__Supplied information__:
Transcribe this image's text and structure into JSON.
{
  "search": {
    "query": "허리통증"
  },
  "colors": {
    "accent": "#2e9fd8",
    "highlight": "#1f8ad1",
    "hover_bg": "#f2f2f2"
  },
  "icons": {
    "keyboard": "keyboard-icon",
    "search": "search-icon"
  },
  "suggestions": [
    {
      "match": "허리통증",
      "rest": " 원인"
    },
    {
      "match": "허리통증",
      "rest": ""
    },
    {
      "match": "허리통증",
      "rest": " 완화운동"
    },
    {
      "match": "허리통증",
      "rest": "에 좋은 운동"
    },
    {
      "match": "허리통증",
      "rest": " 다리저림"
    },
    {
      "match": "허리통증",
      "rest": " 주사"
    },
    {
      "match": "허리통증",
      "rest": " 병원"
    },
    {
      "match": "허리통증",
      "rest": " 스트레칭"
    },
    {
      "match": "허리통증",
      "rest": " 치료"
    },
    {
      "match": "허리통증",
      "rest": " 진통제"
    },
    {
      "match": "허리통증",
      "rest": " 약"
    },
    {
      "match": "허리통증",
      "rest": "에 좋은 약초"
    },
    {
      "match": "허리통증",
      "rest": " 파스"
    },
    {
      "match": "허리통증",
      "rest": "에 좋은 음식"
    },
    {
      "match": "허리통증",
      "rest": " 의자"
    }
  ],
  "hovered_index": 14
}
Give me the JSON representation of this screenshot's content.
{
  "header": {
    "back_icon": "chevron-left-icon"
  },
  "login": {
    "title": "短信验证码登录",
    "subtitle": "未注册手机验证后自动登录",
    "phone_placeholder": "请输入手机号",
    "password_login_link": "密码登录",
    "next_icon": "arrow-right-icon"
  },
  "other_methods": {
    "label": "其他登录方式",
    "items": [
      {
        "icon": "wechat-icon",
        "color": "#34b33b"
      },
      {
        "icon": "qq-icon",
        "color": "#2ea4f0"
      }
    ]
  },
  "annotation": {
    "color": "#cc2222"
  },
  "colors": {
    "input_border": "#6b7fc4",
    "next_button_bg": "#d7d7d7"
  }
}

__Given instruction__:
Extract all the material, leaving every line as it is.

__Task answer__:
Transcribe this image's text and structure into JSON.
{
  "search": {
    "query": "허리통증"
  },
  "colors": {
    "accent": "#2e9fd8",
    "highlight": "#1f8ad1",
    "hover_bg": "#f2f2f2"
  },
  "icons": {
    "keyboard": "keyboard-icon",
    "search": "search-icon"
  },
  "suggestions": [
    {
      "match": "허리통증",
      "rest": " 원인"
    },
    {
      "match": "허리통증",
      "rest": ""
    },
    {
      "match": "허리통증",
      "rest": " 완화운동"
    },
    {
      "match": "허리통증",
      "rest": "에 좋은 운동"
    },
    {
      "match": "허리통증",
      "rest": " 다리저림"
    },
    {
      "match": "허리통증",
      "rest": " 주사"
    },
    {
      "match": "허리통증",
      "rest": " 병원"
    },
    {
      "match": "허리통증",
      "rest": " 스트레칭"
    },
    {
      "match": "허리통증",
      "rest": " 치료"
    },
    {
      "match": "허리통증",
      "rest": " 진통제"
    },
    {
      "match": "허리통증",
      "rest": " 약"
    },
    {
      "match": "허리통증",
      "rest": "에 좋은 약초"
    },
    {
      "match": "허리통증",
      "rest": " 파스"
    },
    {
      "match": "허리통증",
      "rest": "에 좋은 음식"
    },
    {
      "match": "허리통증",
      "rest": " 의자"
    }
  ],
  "hovered_index": 14
}
Give me the JSON representation of this screenshot's content.
{
  "header": {
    "back_icon": "chevron-left-icon"
  },
  "login": {
    "title": "短信验证码登录",
    "subtitle": "未注册手机验证后自动登录",
    "phone_placeholder": "请输入手机号",
    "password_login_link": "密码登录",
    "next_icon": "arrow-right-icon"
  },
  "other_methods": {
    "label": "其他登录方式",
    "items": [
      {
        "icon": "wechat-icon",
        "color": "#34b33b"
      },
      {
        "icon": "qq-icon",
        "color": "#2ea4f0"
      }
    ]
  },
  "annotation": {
    "color": "#cc2222"
  },
  "colors": {
    "input_border": "#6b7fc4",
    "next_button_bg": "#d7d7d7"
  }
}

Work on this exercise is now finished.